*PROVIDED TEXT*:
Nearly one American in two is currently "financially fragile" -- unable, that is, to come up with $2000 dollars in 30 days to deal with an unexpected emergency. That fragility presumably does not stretch out to the fortunate few employed by Goldman Sachs, collectively the recipients of the reportedly $15.4 billion set aside by the Wall Street giant for the payment of bonuses at the end of 2010. Fifteen point four billion dollars averages out at $435,000 per Goldman Sachs employee: in a year in which, far away from Wall Street, one million homes were foreclosed and 15 million Americans went without employment, let alone bonuses. While mainstream America continues to struggle with the recessionary consequences of a meltdown caused by financial excess, large financial institutions have left that struggle far behind. They are back to profitability and back to their old ways. Senior bankers are making money again while the rest of us are not.

*COLLECTED MATERIAL*:
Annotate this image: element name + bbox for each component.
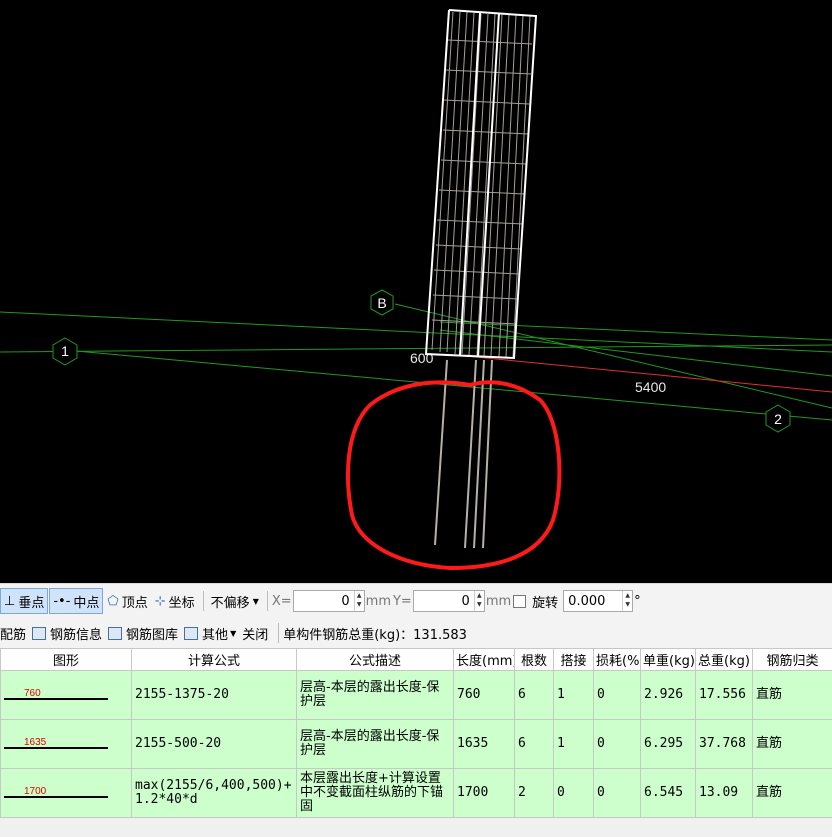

*TASK DIRECTIONS*: Please resume the passage on Goldman Sachs bonuses and American financial fragility, starting after its final sentence.

*TASK RESPONSE*:
There was a time, not so very long ago, when things were otherwise: when leading Wall Street players publicly conceded (and indeed apologized for) the causal role played by their institutions in the financial meltdown of 2008. There was a time when the energies of Congress were accordingly focused on the creation of stronger regulatory structures designed to block a repetition of that meltdown. There was even a time when some of the minor players in the debacle of 2008 found themselves in court, charged with fraud. But those apologies were brief. The new regulatory structures were born flawed; and the few prosecutions failed to deliver. To a truly remarkable degree, given the scale and longevity of the damage they have caused, the guilty have escaped unpunished from the financial crisis of 2008, as Washington has turned its attention elsewhere, in the process allowing bank lobbyists to water down even the modest reforms imposed at the height of the crisis. Washington, that is, except Carl Levin and his subcommittee. Their Wall Street and the Financial Crisis report deserves to be compulsory reading for every concerned citizen, for it reaffirms what we already knew -- that regulation and even punishment, certainly not pushback, remains essential if the practices which generated such economic havoc and social misery in 2008 are not eventually to do the same again on an even grander scale.
A little recap would not go amiss, given the amount of money, energy and argumentation now flowing into the weakening of new regulatory constraints on the behavior of leading U.S. financial institutions.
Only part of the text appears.